> **Data to use**
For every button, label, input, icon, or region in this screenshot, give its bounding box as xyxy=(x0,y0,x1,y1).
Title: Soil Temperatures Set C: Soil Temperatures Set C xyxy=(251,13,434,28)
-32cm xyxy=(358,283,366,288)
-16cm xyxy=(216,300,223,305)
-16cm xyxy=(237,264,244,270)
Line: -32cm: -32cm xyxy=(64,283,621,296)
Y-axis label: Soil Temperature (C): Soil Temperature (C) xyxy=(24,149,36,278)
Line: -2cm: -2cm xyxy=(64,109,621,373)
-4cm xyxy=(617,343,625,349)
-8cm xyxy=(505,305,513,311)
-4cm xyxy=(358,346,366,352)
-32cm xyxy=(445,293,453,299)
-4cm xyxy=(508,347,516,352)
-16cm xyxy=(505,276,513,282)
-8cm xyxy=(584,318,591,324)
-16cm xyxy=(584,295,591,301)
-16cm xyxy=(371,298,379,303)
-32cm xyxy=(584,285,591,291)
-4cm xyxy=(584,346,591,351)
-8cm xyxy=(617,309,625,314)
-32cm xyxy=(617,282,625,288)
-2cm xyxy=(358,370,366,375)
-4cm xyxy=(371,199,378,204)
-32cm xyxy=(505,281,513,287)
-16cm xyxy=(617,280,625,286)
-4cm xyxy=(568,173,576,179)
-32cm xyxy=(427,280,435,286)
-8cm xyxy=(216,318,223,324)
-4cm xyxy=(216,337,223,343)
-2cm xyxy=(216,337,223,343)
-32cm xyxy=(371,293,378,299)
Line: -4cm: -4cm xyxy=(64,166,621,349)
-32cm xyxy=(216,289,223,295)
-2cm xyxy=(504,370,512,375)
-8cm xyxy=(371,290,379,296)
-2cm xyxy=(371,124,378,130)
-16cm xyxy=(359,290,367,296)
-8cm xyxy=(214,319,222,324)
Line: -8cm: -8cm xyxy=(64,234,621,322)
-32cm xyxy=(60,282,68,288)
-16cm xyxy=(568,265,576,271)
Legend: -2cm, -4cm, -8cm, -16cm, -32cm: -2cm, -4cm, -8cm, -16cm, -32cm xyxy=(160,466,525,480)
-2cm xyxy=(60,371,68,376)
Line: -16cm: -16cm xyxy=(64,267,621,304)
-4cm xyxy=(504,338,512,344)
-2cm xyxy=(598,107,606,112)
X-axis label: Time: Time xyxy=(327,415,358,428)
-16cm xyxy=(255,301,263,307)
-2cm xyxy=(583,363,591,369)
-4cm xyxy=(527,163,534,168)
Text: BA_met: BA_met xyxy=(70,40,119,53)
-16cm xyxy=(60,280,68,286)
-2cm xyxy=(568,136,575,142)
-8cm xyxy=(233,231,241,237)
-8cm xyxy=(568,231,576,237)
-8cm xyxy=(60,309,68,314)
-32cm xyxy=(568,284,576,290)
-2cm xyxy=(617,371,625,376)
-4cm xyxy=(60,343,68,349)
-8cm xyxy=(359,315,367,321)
* * *
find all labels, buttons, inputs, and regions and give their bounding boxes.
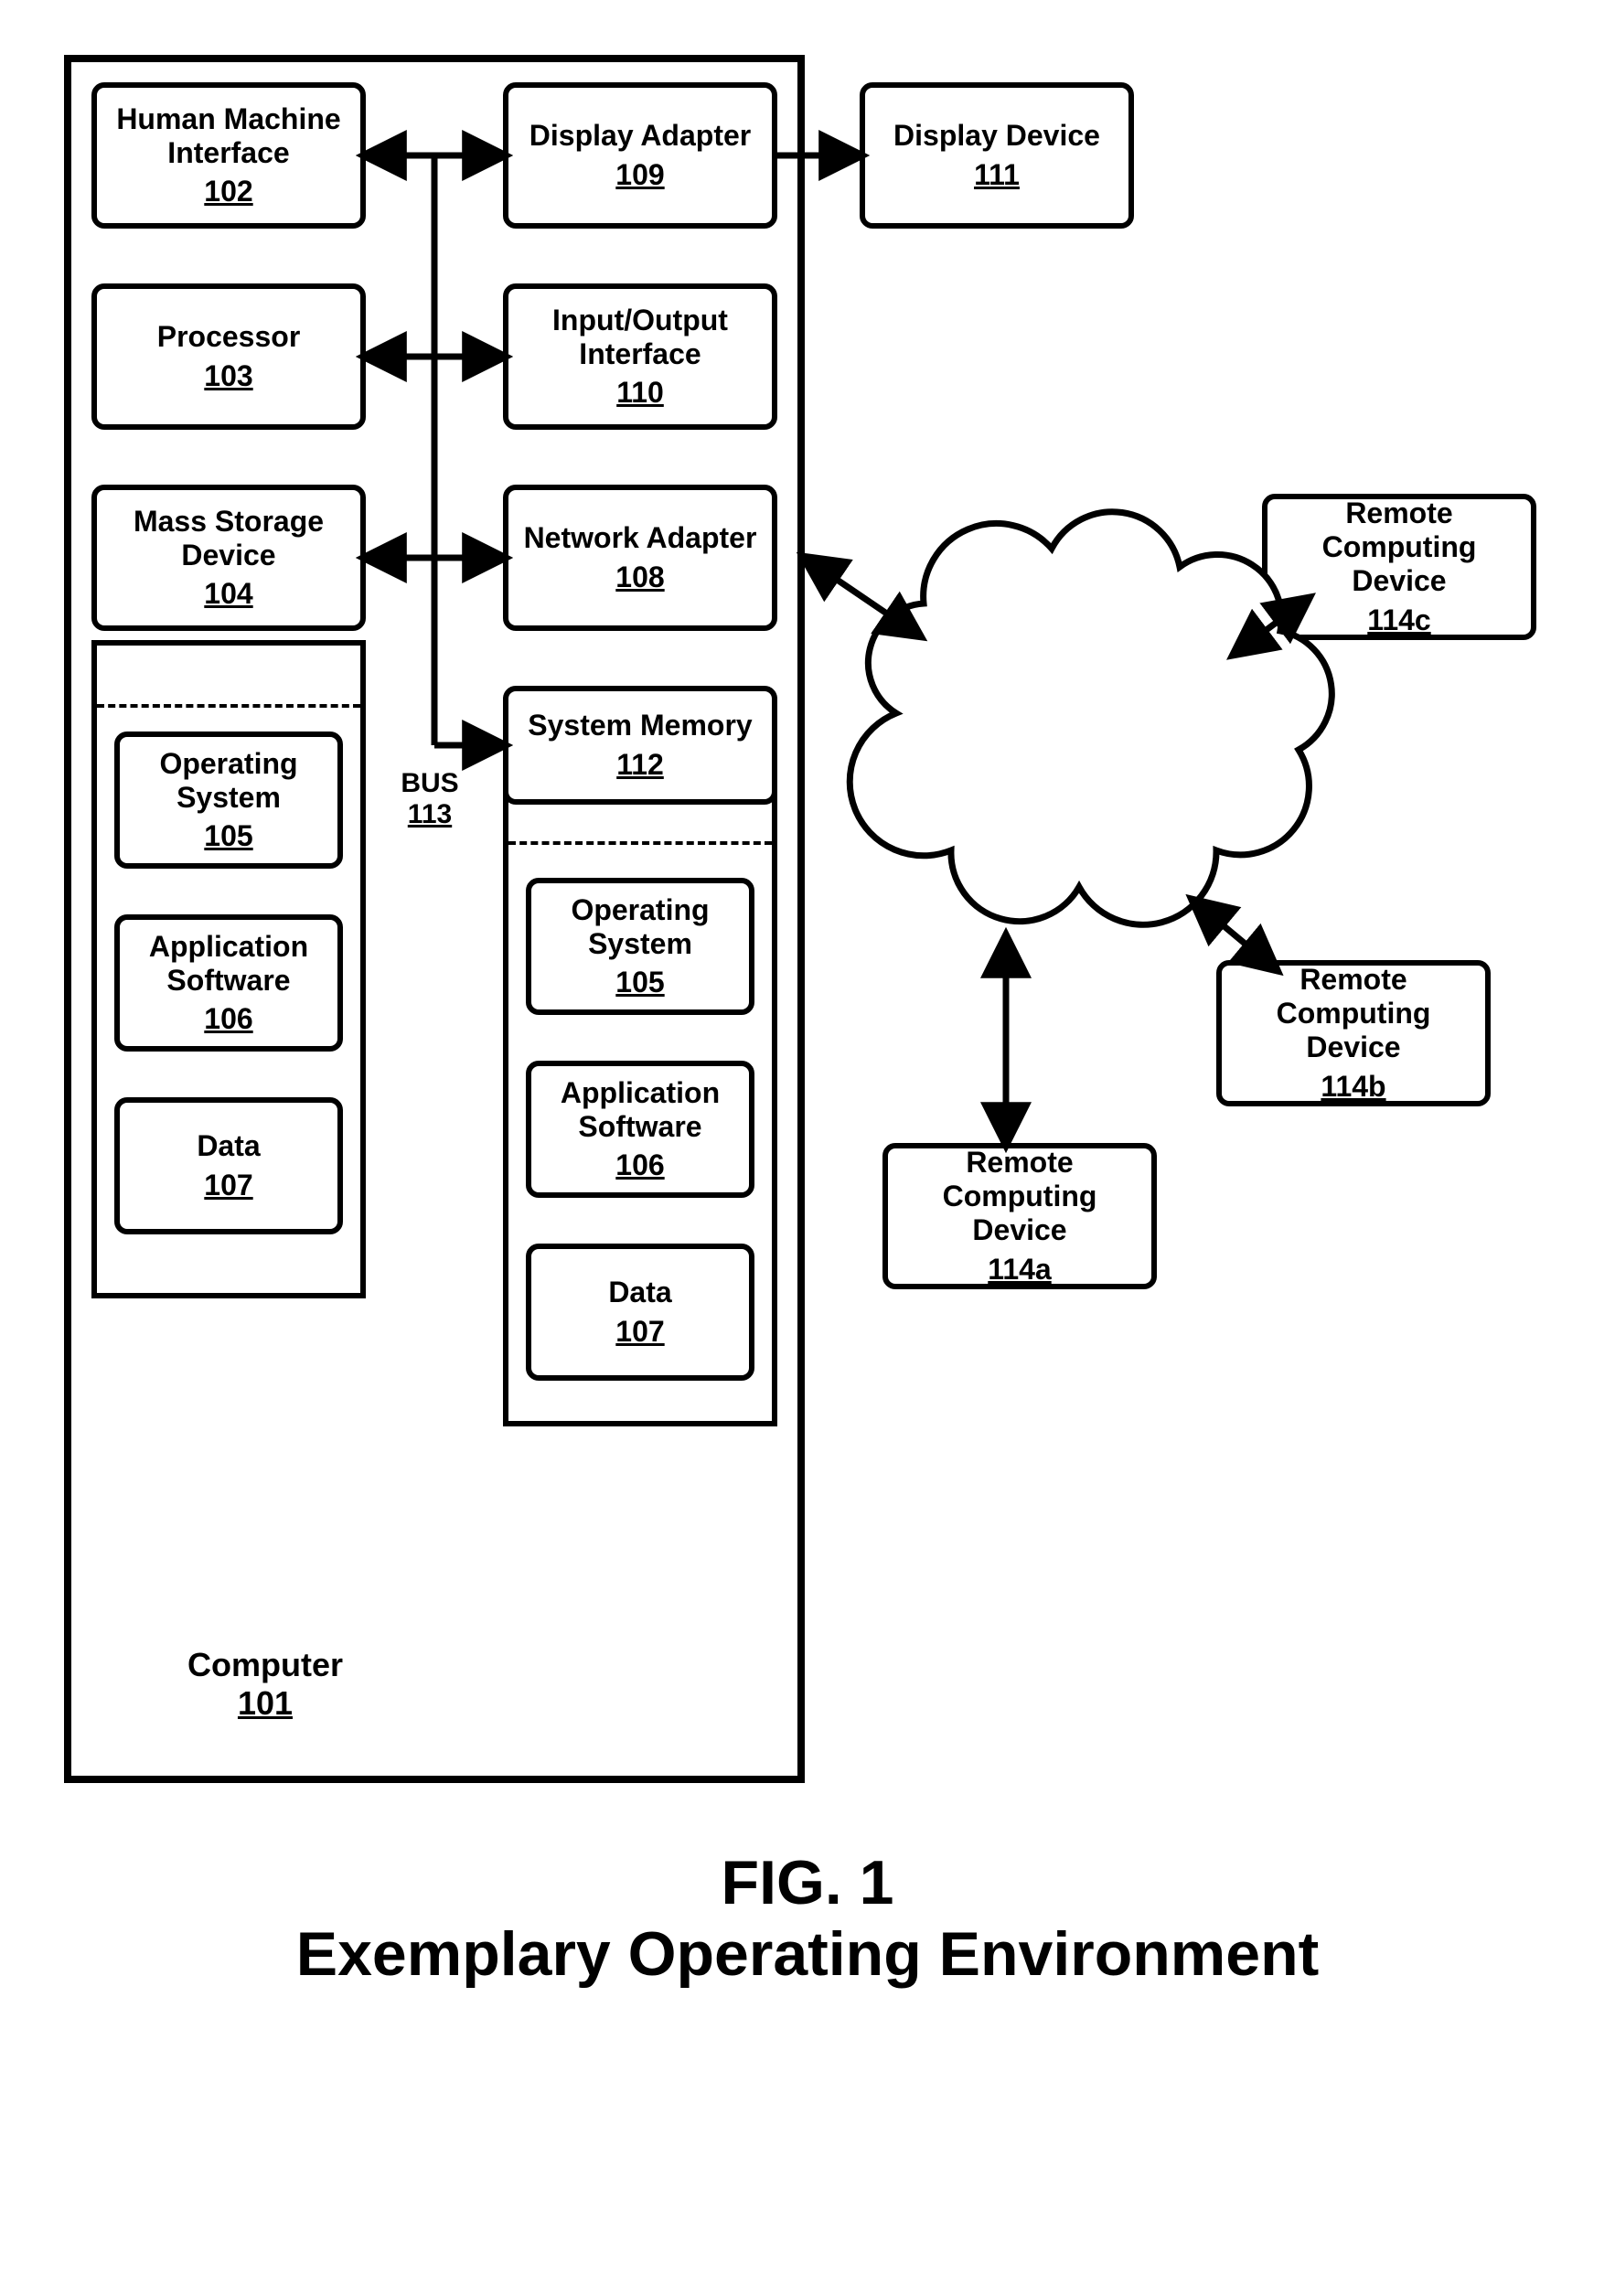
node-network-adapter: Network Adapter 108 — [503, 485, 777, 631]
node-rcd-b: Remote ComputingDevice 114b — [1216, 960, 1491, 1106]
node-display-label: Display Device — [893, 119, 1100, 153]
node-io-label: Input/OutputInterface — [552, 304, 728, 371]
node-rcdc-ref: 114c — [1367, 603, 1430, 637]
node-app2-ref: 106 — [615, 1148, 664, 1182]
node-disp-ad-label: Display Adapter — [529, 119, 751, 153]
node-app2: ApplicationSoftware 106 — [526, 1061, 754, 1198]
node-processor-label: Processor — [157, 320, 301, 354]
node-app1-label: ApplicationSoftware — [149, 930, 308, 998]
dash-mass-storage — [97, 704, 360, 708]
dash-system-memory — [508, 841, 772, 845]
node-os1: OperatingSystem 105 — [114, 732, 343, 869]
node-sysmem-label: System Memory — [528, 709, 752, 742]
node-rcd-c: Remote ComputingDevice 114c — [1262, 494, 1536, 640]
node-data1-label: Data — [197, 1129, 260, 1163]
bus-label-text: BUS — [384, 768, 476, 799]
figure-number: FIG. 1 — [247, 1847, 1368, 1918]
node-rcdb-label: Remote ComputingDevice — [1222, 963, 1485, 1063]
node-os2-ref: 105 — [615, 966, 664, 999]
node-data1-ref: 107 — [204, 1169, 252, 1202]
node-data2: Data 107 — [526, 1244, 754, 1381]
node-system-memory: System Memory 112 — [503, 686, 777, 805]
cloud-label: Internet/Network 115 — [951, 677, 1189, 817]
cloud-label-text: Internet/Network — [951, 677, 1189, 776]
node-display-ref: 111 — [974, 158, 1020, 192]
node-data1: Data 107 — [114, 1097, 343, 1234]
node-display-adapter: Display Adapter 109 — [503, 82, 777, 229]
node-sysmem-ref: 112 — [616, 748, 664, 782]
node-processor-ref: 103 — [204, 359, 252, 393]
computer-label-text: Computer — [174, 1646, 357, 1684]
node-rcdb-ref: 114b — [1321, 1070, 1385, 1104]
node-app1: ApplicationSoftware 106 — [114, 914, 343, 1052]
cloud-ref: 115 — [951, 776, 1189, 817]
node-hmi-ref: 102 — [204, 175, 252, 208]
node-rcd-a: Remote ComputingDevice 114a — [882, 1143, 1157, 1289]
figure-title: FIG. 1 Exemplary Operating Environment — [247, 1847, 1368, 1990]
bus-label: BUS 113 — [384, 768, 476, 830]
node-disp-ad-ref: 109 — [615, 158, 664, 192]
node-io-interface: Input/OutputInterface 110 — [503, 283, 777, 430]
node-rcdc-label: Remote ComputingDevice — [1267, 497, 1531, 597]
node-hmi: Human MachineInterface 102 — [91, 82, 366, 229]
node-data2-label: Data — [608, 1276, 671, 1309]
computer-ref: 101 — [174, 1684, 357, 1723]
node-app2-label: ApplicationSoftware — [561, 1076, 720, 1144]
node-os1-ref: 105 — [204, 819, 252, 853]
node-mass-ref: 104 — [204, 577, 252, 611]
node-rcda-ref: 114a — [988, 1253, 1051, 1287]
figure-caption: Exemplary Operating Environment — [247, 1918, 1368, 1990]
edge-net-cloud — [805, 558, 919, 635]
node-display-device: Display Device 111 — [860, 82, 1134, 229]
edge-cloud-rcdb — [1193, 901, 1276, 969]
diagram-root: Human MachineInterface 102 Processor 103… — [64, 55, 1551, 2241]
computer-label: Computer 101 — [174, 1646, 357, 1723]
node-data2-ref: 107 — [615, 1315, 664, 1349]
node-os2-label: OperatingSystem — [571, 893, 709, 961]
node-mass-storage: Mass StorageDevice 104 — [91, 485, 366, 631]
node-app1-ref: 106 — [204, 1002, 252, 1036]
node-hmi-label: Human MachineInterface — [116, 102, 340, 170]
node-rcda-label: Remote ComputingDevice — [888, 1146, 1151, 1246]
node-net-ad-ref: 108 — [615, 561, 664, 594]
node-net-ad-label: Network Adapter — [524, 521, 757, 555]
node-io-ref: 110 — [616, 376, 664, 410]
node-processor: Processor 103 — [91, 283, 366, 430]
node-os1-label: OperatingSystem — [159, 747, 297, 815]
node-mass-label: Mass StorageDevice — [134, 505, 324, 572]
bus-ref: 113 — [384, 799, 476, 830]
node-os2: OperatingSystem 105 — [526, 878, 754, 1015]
==
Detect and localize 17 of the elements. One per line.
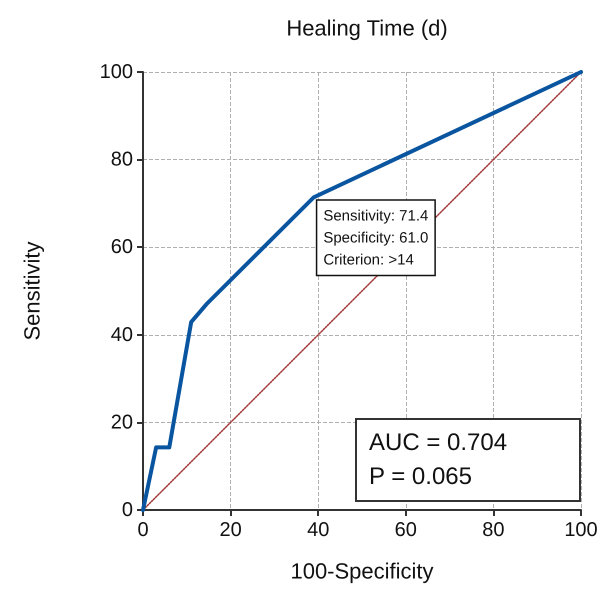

> **What is required**
Reproduce the lines between the one containing "For every button, label, input, icon, or" and the one containing "-4cm xyxy=(508,347,516,352)", inclusive, substituting "enclosing box" for "bounding box" and leaving everything else unchanged.

> **Written answer**
For every button, label, input, icon, or region in this screenshot, give its enclosing box as xyxy=(x0,y0,x1,y1).
Title: Soil Temperatures Set C: Soil Temperatures Set C xyxy=(251,13,434,28)
-32cm xyxy=(358,283,366,288)
-16cm xyxy=(216,300,223,305)
-16cm xyxy=(237,264,244,270)
Line: -32cm: -32cm xyxy=(64,283,621,296)
Y-axis label: Soil Temperature (C): Soil Temperature (C) xyxy=(24,149,36,278)
Line: -2cm: -2cm xyxy=(64,109,621,373)
-4cm xyxy=(617,343,625,349)
-8cm xyxy=(505,305,513,311)
-4cm xyxy=(358,346,366,352)
-32cm xyxy=(445,293,453,299)
-4cm xyxy=(508,347,516,352)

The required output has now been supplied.